━━━ Extracted records
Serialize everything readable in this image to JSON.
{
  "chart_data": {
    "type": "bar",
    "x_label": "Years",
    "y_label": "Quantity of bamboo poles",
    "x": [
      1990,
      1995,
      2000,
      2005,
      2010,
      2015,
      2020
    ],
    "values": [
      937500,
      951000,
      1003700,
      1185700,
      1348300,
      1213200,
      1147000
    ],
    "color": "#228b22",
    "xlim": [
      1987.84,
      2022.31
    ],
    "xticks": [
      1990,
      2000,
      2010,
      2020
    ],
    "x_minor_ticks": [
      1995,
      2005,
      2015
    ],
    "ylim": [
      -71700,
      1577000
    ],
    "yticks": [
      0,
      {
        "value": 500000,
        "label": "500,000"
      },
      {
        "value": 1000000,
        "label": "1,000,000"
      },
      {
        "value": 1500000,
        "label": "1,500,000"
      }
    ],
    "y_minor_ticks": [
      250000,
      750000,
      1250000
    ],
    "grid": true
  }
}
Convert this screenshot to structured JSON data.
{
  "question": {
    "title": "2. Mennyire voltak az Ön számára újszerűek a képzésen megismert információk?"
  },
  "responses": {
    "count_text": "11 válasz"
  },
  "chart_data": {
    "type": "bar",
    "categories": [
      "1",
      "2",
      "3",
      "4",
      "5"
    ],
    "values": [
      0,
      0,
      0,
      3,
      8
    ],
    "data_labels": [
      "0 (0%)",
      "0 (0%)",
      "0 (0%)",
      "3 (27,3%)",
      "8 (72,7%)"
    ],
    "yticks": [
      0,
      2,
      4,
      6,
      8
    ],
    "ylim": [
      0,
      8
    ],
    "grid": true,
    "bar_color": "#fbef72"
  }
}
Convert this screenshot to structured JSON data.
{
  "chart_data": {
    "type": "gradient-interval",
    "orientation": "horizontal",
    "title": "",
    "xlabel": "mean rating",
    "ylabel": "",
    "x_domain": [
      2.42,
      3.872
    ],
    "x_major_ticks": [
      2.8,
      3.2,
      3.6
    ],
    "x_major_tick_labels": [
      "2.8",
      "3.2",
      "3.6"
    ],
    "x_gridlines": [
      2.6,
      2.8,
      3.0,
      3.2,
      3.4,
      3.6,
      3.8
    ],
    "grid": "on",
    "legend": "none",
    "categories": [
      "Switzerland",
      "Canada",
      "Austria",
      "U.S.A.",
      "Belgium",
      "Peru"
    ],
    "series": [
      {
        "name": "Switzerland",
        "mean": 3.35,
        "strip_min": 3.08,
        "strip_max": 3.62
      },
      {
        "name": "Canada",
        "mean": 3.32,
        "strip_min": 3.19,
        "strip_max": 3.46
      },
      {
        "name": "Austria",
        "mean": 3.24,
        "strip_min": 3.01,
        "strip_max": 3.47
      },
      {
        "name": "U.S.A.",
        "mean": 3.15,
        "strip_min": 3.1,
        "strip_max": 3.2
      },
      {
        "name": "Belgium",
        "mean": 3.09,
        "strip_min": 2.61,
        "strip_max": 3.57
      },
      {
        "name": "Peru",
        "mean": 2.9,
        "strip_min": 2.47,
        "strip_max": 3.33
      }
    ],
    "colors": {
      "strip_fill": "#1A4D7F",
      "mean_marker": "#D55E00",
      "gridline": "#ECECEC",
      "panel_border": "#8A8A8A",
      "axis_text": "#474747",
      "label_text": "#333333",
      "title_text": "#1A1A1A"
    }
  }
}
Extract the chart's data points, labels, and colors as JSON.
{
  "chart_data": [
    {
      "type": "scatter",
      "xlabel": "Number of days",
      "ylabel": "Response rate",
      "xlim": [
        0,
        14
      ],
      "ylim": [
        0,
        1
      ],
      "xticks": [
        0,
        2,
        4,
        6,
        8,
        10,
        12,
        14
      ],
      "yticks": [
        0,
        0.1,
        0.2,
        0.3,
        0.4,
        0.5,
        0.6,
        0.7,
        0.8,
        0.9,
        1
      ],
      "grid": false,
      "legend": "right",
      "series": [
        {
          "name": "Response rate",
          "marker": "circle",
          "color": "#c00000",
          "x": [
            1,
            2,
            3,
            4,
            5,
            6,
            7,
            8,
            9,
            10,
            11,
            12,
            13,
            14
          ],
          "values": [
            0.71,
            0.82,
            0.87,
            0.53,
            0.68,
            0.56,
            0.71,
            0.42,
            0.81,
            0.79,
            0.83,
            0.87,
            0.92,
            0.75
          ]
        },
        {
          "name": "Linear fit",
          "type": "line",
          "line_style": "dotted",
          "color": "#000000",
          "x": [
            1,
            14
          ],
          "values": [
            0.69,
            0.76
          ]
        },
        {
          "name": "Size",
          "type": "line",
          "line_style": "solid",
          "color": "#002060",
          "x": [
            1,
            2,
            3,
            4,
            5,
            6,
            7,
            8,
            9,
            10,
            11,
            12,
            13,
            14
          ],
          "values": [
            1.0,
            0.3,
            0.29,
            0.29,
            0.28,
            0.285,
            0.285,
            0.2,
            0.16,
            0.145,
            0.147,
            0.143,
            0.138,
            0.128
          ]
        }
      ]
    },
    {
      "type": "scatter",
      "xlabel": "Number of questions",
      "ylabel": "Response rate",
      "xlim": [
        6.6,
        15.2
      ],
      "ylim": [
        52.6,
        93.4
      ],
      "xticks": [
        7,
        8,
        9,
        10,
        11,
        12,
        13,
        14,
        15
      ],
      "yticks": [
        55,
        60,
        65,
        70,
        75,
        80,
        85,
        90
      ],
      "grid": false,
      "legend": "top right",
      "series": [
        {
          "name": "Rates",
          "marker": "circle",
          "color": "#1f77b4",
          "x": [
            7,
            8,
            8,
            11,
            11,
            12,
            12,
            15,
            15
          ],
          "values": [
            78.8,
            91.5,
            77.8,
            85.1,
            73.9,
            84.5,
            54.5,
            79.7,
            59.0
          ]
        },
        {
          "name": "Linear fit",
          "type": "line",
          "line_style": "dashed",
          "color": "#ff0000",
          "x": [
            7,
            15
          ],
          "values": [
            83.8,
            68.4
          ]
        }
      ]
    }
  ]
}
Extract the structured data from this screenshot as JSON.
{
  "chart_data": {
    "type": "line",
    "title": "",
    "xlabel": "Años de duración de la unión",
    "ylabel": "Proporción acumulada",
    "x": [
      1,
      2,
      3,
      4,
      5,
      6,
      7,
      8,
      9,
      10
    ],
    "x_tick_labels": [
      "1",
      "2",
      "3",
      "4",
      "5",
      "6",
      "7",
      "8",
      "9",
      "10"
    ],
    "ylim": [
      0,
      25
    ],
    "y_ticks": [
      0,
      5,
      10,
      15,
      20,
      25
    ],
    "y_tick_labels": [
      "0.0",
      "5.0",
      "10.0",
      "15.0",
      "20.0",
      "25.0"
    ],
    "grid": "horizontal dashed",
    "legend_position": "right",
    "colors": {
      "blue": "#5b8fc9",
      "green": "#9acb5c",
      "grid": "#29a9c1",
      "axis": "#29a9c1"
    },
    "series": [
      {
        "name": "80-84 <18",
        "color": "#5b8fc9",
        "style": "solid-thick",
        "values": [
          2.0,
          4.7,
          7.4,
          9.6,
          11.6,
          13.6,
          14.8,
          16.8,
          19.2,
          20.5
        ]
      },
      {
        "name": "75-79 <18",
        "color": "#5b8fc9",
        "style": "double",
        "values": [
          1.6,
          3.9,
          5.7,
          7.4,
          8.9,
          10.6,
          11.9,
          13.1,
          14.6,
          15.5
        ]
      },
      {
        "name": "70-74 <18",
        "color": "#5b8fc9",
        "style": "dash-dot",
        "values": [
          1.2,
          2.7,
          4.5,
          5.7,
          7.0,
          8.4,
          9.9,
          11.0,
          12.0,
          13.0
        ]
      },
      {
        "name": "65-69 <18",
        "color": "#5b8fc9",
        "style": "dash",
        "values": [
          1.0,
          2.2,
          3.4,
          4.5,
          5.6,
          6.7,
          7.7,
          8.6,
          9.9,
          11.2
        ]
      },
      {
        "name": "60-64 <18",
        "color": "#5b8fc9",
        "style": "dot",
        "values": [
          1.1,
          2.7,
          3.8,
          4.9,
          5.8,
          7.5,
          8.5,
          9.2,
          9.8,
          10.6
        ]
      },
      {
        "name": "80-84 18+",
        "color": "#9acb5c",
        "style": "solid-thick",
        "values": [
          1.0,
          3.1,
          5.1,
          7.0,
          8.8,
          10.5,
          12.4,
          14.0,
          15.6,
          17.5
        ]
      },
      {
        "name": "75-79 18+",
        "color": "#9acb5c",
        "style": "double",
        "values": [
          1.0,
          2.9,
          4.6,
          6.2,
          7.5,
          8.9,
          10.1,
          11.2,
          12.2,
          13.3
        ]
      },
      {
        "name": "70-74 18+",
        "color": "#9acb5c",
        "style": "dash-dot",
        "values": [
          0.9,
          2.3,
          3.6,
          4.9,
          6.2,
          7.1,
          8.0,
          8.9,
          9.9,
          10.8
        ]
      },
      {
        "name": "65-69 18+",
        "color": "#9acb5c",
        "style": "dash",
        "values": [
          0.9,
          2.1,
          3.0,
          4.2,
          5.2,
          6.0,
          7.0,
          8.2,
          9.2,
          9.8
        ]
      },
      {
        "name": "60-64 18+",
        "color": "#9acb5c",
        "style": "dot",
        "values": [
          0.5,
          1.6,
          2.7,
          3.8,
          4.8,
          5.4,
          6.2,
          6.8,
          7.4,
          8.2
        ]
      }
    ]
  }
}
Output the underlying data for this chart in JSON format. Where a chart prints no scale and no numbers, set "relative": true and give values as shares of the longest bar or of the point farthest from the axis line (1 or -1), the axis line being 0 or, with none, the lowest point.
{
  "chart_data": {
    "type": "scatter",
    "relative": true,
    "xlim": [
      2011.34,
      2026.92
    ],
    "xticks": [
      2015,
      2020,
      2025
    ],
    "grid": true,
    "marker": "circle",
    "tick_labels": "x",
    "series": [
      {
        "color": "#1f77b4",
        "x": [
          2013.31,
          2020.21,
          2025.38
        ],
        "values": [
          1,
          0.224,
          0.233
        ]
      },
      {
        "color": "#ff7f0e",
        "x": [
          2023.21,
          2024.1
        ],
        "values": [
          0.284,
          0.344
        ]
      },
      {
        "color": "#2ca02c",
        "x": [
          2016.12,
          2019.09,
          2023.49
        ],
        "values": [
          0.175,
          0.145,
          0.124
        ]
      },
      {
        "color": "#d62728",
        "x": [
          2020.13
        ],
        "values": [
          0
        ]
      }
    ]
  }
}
━━━━━━
[Problem details]
Find how many lines in the material hold the word "xlabel" and state that number alone.

[Answer in full]
4